An article in the Financial Times takes a look at a bold vision for the Semantic Web, and postulates the 'world wise web'.
Written by Paul Miller, Contributor

At the risk of getting tied in knots by timezones (x-8 to get on ZDNet's blog publishing timezone is hard when you only have two hands and need to keep typing...) and the distribution schedules of the print media, let me begin...

Richard Waters writes in this morning's (Tuesday) print edition of the Financial Times, positing that we are on the verge of 'reasoning' computers, and linking this prospect firmly to the vision of a Semantic Web. His feature, 'World-wise web? Finally on the horizon are computers that can reason,' includes comment from luminaries of the Semantic Web firmament like Sir Tim Berners-Lee, Radar Networks CEO Nova Spivack, and Metaweb founder Danny Hillis, as well as those from the wider search technology domain such as Autonomy's Mike Lynch.

Early on, Waters postulates;

"Predicting where the next big disruptive change in the technology industry will come from is a perilous business. Google’s rise has been as much a result of its business model innovation as its technological supremacy. By using advertising to support its internet services, it may eventually be able to pull the rug from under Microsoft in more traditional software markets.

It seems a fair bet, though, that some of the biggest fortunes will continue to be made in Google’s area of focus: finding and manipulating information gathered from the world wide web. To hear the optimists in Silicon Valley describe it, a new wave of technology is on the way that will leave Google’s early advances in its wake.

Imagine, for instance, being able to ask a computer, 'Where should I go on holiday?' and receiving an answer that is as suitable as anything you could have come up with yourself."

We're some way off that vision; a vision that the Semantic Web's biggest advocate, Sir Tim Berners-Lee, recently described as 'too sci-fi'. Waters also hits the nail on the head with;

"Google’s rise has been as much a result of its business model innovation as its technological supremacy."

Just as Leif Eiriksson's voyage to Newfoundland did not presage the eleventh century Icelandic colonisation of North America, so have innumerable bright young things foundered in the technology world due to having the right idea at the wrong time.

Waters associates a high-stakes drive to enhance search technology with 'web 3.0' and the 'semantic web', before going on to suggest that;

"[n]ow, nearly seven years after [Tim Berners-Lee] outlined the idea, some supporters say enough pieces are in place to make the first semantic web services a reality. 'A bunch of people have started making applications that share data across the web,' says Thinking Machines’ Mr Hillis. Linking information in this way is a first step. The next will be to write software that can find and manipulate the data, opening the way to that automated advice on holiday destinations."

This echoes Berners-Lee's assertion in the interview last week that the core pieces of the Semantic Web are firmly in place. It was striking, though, to see Hillis held up as a semantic web supporter given his comments at Tim O'Reilly and John Battelle's Web 2.0 Summit last November.

**Data rows**
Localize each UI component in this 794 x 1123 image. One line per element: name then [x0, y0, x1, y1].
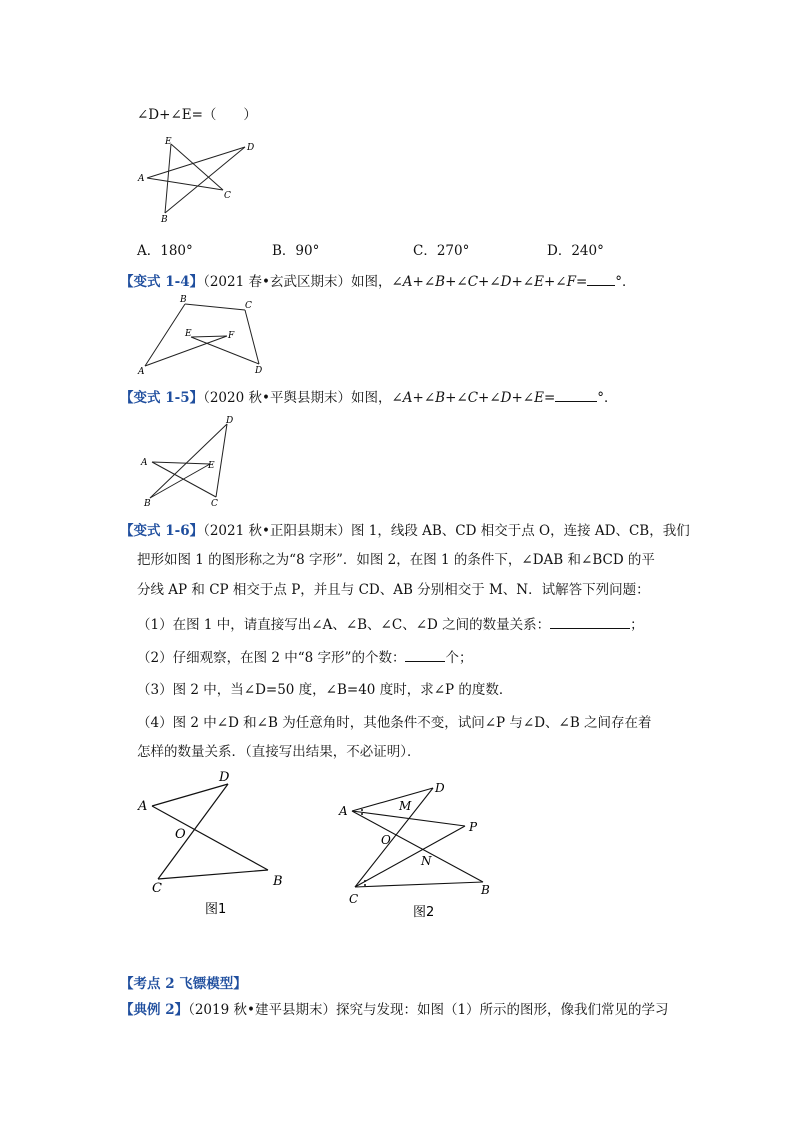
question-stem-tail: ∠D+∠E=（ ） — [137, 107, 257, 123]
question-4-line1: （4）图 2 中∠D 和∠B 为任意角时，其他条件不变，试问∠P 与∠D、∠B 之间存在着 — [137, 715, 652, 731]
fig1-label-b: B — [273, 874, 283, 889]
answer-blank[interactable] — [555, 389, 597, 402]
question-4-line2: 怎样的数量关系．（直接写出结果，不必证明）． — [137, 744, 421, 760]
fig1-label-o: O — [175, 827, 186, 842]
fig1-caption: 图1 — [205, 902, 227, 917]
question-1-end: ； — [630, 617, 644, 633]
fig14-label-b: B — [180, 295, 187, 305]
answer-blank-q2[interactable] — [405, 649, 445, 662]
figure-2 — [335, 778, 505, 923]
variant-1-5-expr: ∠A+∠B+∠C+∠D+∠E= — [391, 390, 556, 406]
fig13-label-c: C — [224, 191, 231, 201]
option-a: A．180° — [137, 243, 193, 259]
fig2-label-p: P — [469, 820, 478, 834]
fig15-label-d: D — [226, 416, 234, 426]
fig15-label-a: A — [141, 458, 148, 468]
example-2-text: （2019 秋•建平县期末）探究与发现：如图（1）所示的图形，像我们常见的学习 — [188, 1002, 669, 1018]
fig1-label-a: A — [138, 799, 148, 814]
variant-1-5 — [120, 386, 618, 406]
fig2-label-a: A — [339, 804, 348, 818]
fig1-label-c: C — [152, 881, 162, 896]
fig13-label-e: E — [165, 137, 172, 147]
variant-1-6-line3: 分线 AP 和 CP 相交于点 P，并且与 CD、AB 分别相交于 M、N．试解答下列问题： — [137, 582, 650, 598]
answer-blank-q1[interactable] — [550, 616, 630, 629]
fig13-label-d: D — [247, 143, 255, 153]
example-2 — [120, 998, 669, 1018]
fig2-label-b: B — [481, 883, 490, 897]
fig2-label-d: D — [435, 781, 445, 795]
fig14-label-f: F — [228, 331, 235, 341]
fig14-label-c: C — [245, 301, 252, 311]
figure-q15 — [140, 412, 240, 507]
question-3: （3）图 2 中，当∠D=50 度，∠B=40 度时，求∠P 的度数． — [137, 682, 513, 698]
variant-1-4-tag: 【变式 1-4】 — [120, 274, 204, 290]
question-2-text: （2）仔细观察，在图 2 中“8 字形”的个数： — [137, 650, 406, 666]
fig2-label-m: M — [399, 799, 412, 813]
question-2-end: 个； — [445, 650, 473, 666]
variant-1-6-text1: （2021 秋•正阳县期末）图 1，线段 AB、CD 相交于点 O，连接 AD、CB，我们 — [203, 523, 690, 539]
example-2-tag: 【典例 2】 — [120, 1002, 189, 1018]
fig13-label-a: A — [138, 174, 145, 184]
fig2-label-c: C — [349, 892, 359, 906]
section-heading: 【考点 2 飞镖模型】 — [120, 976, 247, 992]
option-b: B．90° — [272, 243, 320, 259]
variant-1-5-tag: 【变式 1-5】 — [120, 390, 204, 406]
variant-1-4 — [120, 270, 636, 290]
variant-1-4-source: （2021 春•玄武区期末）如图， — [203, 274, 392, 290]
option-c: C．270° — [413, 243, 470, 259]
figure-1 — [135, 768, 295, 923]
variant-1-4-tail: °． — [615, 274, 636, 290]
fig2-caption: 图2 — [413, 905, 435, 920]
figure-q14 — [135, 292, 270, 377]
fig14-label-e: E — [185, 329, 192, 339]
fig1-label-d: D — [219, 770, 230, 785]
question-1-text: （1）在图 1 中，请直接写出∠A、∠B、∠C、∠D 之间的数量关系： — [137, 617, 551, 633]
variant-1-5-tail: °． — [597, 390, 618, 406]
variant-1-6-line1 — [120, 519, 690, 539]
fig2-label-n: N — [421, 854, 432, 868]
fig15-label-b: B — [144, 499, 151, 509]
answer-blank[interactable] — [587, 273, 615, 286]
fig14-label-a: A — [138, 367, 145, 377]
variant-1-6-line2: 把形如图 1 的图形称之为“8 字形”．如图 2，在图 1 的条件下，∠DAB 和∠BCD 的平 — [137, 552, 655, 568]
question-2 — [137, 646, 472, 666]
variant-1-5-source: （2020 秋•平舆县期末）如图， — [203, 390, 392, 406]
fig15-label-e: E — [208, 461, 215, 471]
fig15-label-c: C — [211, 499, 218, 509]
variant-1-6-tag: 【变式 1-6】 — [120, 523, 204, 539]
fig14-label-d: D — [255, 366, 263, 376]
figure-star-q13 — [135, 135, 265, 225]
fig2-label-o: O — [381, 833, 391, 847]
variant-1-4-expr: ∠A+∠B+∠C+∠D+∠E+∠F= — [391, 274, 588, 290]
question-1 — [137, 613, 644, 633]
fig13-label-b: B — [161, 215, 168, 225]
option-d: D．240° — [547, 243, 604, 259]
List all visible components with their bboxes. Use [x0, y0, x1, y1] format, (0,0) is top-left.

**What is asked**
1. Answer these questions using the article about the Semantic Web:
(a) Which company does Nova Spivack lead as CEO?
(b) How did Sir Tim Berners-Lee recently describe the vision of asking a computer where to go on holiday?
(c) At whose Web 2.0 Summit did Hillis make the comments mentioned at the end?
2. In the records, duplicate the lines starting with the line that contains "question-stem-tail: ∠D+∠E=（ ）" and going on through the line that contains "variant-1-5 — [120, 386, 618, 406]". Include both of those lines.

**Worked answers**
1.
(a) Radar Networks
(b) As "too sci-fi"
(c) Tim O'Reilly and John Battelle's

2.
question-stem-tail: ∠D+∠E=（ ） — [137, 107, 257, 123]
question-4-line1: （4）图 2 中∠D 和∠B 为任意角时，其他条件不变，试问∠P 与∠D、∠B 之间存在着 — [137, 715, 652, 731]
fig1-label-b: B — [273, 874, 283, 889]
answer-blank[interactable] — [555, 389, 597, 402]
question-4-line2: 怎样的数量关系．（直接写出结果，不必证明）． — [137, 744, 421, 760]
fig1-label-o: O — [175, 827, 186, 842]
fig1-caption: 图1 — [205, 902, 227, 917]
question-1-end: ； — [630, 617, 644, 633]
fig14-label-b: B — [180, 295, 187, 305]
answer-blank-q2[interactable] — [405, 649, 445, 662]
figure-2 — [335, 778, 505, 923]
variant-1-5-expr: ∠A+∠B+∠C+∠D+∠E= — [391, 390, 556, 406]
fig13-label-c: C — [224, 191, 231, 201]
option-a: A．180° — [137, 243, 193, 259]
fig2-label-p: P — [469, 820, 478, 834]
fig15-label-d: D — [226, 416, 234, 426]
fig15-label-a: A — [141, 458, 148, 468]
example-2-text: （2019 秋•建平县期末）探究与发现：如图（1）所示的图形，像我们常见的学习 — [188, 1002, 669, 1018]
fig1-label-a: A — [138, 799, 148, 814]
variant-1-5 — [120, 386, 618, 406]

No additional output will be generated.